■ Requirement
Return the lines that run from the line containing "Output a JSON" through the end of the entries, both ends included. Leave out all pictures.

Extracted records
★ ★ ★ ★ ★ ★ ★

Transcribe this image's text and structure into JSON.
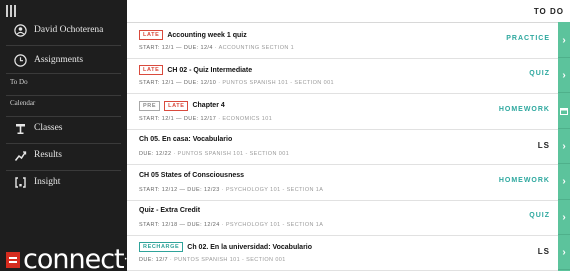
{
  "app": {
    "brand": "connect"
  },
  "sidebar": {
    "items": [
      {
        "label": "David Ochoterena",
        "icon": "user-circle-icon"
      },
      {
        "label": "Assignments",
        "icon": "clock-icon"
      },
      {
        "label": "To Do"
      },
      {
        "label": "Calendar"
      },
      {
        "label": "Classes",
        "icon": "lectern-icon"
      },
      {
        "label": "Results",
        "icon": "trend-up-icon"
      },
      {
        "label": "Insight",
        "icon": "insight-bracket-icon"
      }
    ]
  },
  "header": {
    "title": "TO DO"
  },
  "assignments": [
    {
      "badges": [
        "LATE"
      ],
      "title": "Accounting week 1 quiz",
      "dates": "START: 12/1 — DUE: 12/4",
      "course": "ACCOUNTING SECTION 1",
      "type": "PRACTICE"
    },
    {
      "badges": [
        "LATE"
      ],
      "title": "CH 02 - Quiz Intermediate",
      "dates": "START: 12/1 — DUE: 12/10",
      "course": "PUNTOS SPANISH 101 - SECTION 001",
      "type": "QUIZ"
    },
    {
      "badges": [
        "PRE",
        "LATE"
      ],
      "title": "Chapter 4",
      "dates": "START: 12/1 — DUE: 12/17",
      "course": "ECONOMICS 101",
      "type": "HOMEWORK"
    },
    {
      "badges": [],
      "title": "Ch 05. En casa: Vocabulario",
      "dates": "DUE: 12/22",
      "course": "PUNTOS SPANISH 101 - SECTION 001",
      "type": "LS"
    },
    {
      "badges": [],
      "title": "CH 05 States of Consciousness",
      "dates": "START: 12/12 — DUE: 12/23",
      "course": "PSYCHOLOGY 101 - SECTION 1A",
      "type": "HOMEWORK"
    },
    {
      "badges": [],
      "title": "Quiz - Extra Credit",
      "dates": "START: 12/18 — DUE: 12/24",
      "course": "PSYCHOLOGY 101 - SECTION 1A",
      "type": "QUIZ"
    },
    {
      "badges": [
        "RECHARGE"
      ],
      "title": "Ch 02. En la universidad: Vocabulario",
      "dates": "DUE: 12/7",
      "course": "PUNTOS SPANISH 101 - SECTION 001",
      "type": "LS"
    }
  ],
  "rail": {
    "chevron": "›",
    "calendar_icon": "calendar-icon"
  },
  "colors": {
    "sidebar": "#1e1e1e",
    "accent": "#2ea89f",
    "rail": "#5cc39c",
    "late": "#d94a3d"
  }
}
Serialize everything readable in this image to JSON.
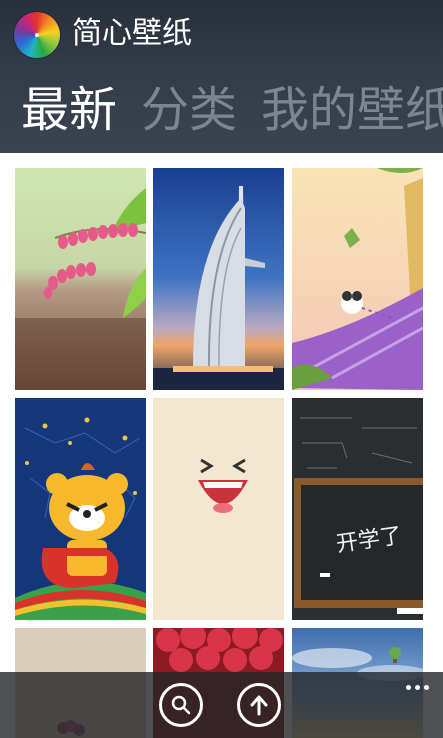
{
  "app": {
    "title": "简心壁纸",
    "logo_icon": "color-wheel-icon"
  },
  "pivot": {
    "items": [
      "最新",
      "分类",
      "我的壁纸"
    ],
    "active_index": 0
  },
  "wallpapers": [
    {
      "subject": "pink-flowers",
      "colors": [
        "#d8cab7",
        "#e65a8a",
        "#7cc23c"
      ]
    },
    {
      "subject": "burj-al-arab-at-dusk",
      "colors": [
        "#1f4fa0",
        "#e8a070",
        "#c9cfd8"
      ]
    },
    {
      "subject": "cartoon-panda-on-purple-slope",
      "colors": [
        "#f4d9a8",
        "#9a62c8",
        "#7bb04a"
      ]
    },
    {
      "subject": "cartoon-bear-hero",
      "colors": [
        "#14367a",
        "#f7b82e",
        "#d8322a"
      ]
    },
    {
      "subject": "laughing-face",
      "colors": [
        "#f3e8cf",
        "#c9333a",
        "#333333"
      ]
    },
    {
      "subject": "chalkboard-school-started",
      "colors": [
        "#2b2e31",
        "#8a5a2a",
        "#ffffff"
      ]
    },
    {
      "subject": "plain-beige-with-flowers",
      "colors": [
        "#d9cdbb",
        "#a54a6a"
      ]
    },
    {
      "subject": "red-petals",
      "colors": [
        "#c92b3a",
        "#8c1a22"
      ]
    },
    {
      "subject": "hot-air-balloon-sky",
      "colors": [
        "#4a78b6",
        "#f0d9a0"
      ]
    }
  ],
  "chalkboard_text": "开学了",
  "appbar": {
    "search_icon": "search-icon",
    "upload_icon": "upload-arrow-icon",
    "more_icon": "more-dots-icon"
  }
}
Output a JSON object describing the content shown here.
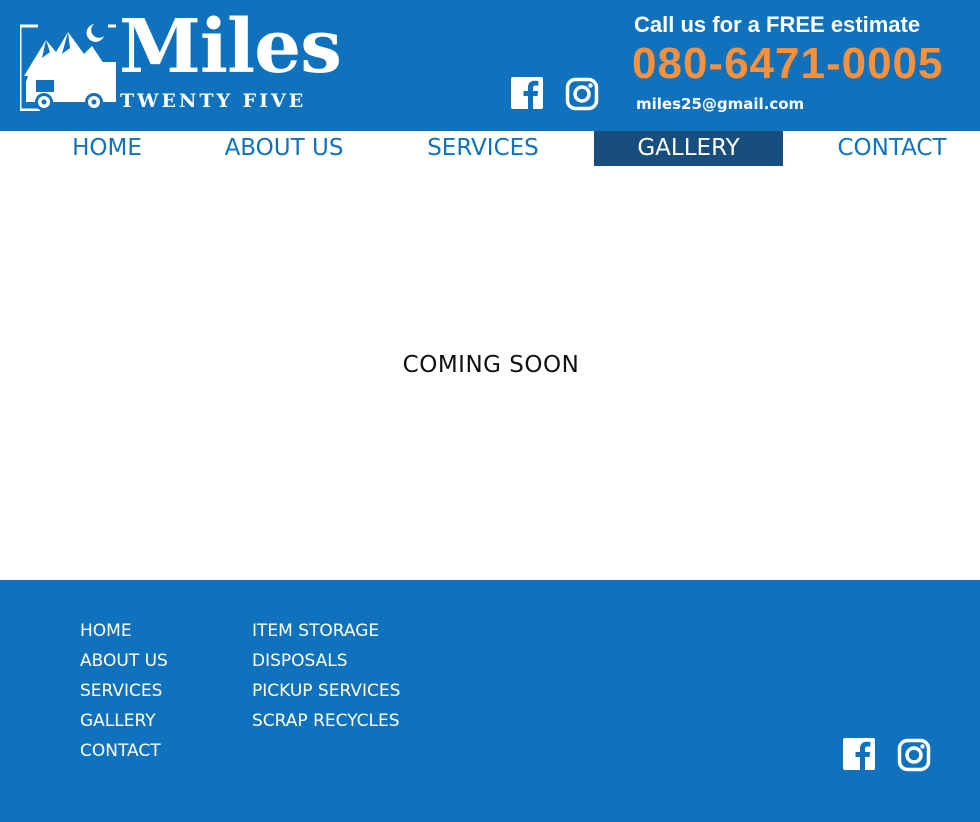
{
  "header": {
    "logo": {
      "title": "Miles",
      "subtitle": "TWENTY FIVE"
    },
    "cta": "Call us for a FREE estimate",
    "phone": "080-6471-0005",
    "email": "miles25@gmail.com",
    "social": [
      {
        "icon": "facebook-icon"
      },
      {
        "icon": "instagram-icon"
      }
    ]
  },
  "nav": {
    "items": [
      {
        "label": "HOME"
      },
      {
        "label": "ABOUT US"
      },
      {
        "label": "SERVICES"
      },
      {
        "label": "GALLERY",
        "active": true
      },
      {
        "label": "CONTACT"
      }
    ]
  },
  "main": {
    "message": "COMING SOON"
  },
  "footer": {
    "pages": [
      "HOME",
      "ABOUT US",
      "SERVICES",
      "GALLERY",
      "CONTACT"
    ],
    "services": [
      "ITEM STORAGE",
      "DISPOSALS",
      "PICKUP SERVICES",
      "SCRAP RECYCLES"
    ]
  },
  "colors": {
    "brand_blue": "#1072bc",
    "nav_active": "#174e7d",
    "phone_orange": "#f7913d",
    "white": "#ffffff"
  }
}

★ ★ ★ ★ ★ ★ ★

■ Solution to this task
Output a JSON object describing the content shown here.
{
  "header": {
    "logo": {
      "title": "Miles",
      "subtitle": "TWENTY FIVE"
    },
    "cta": "Call us for a FREE estimate",
    "phone": "080-6471-0005",
    "email": "miles25@gmail.com",
    "social": [
      {
        "icon": "facebook-icon"
      },
      {
        "icon": "instagram-icon"
      }
    ]
  },
  "nav": {
    "items": [
      {
        "label": "HOME"
      },
      {
        "label": "ABOUT US"
      },
      {
        "label": "SERVICES"
      },
      {
        "label": "GALLERY",
        "active": true
      },
      {
        "label": "CONTACT"
      }
    ]
  },
  "main": {
    "message": "COMING SOON"
  },
  "footer": {
    "pages": [
      "HOME",
      "ABOUT US",
      "SERVICES",
      "GALLERY",
      "CONTACT"
    ],
    "services": [
      "ITEM STORAGE",
      "DISPOSALS",
      "PICKUP SERVICES",
      "SCRAP RECYCLES"
    ]
  },
  "colors": {
    "brand_blue": "#1072bc",
    "nav_active": "#174e7d",
    "phone_orange": "#f7913d",
    "white": "#ffffff"
  }
}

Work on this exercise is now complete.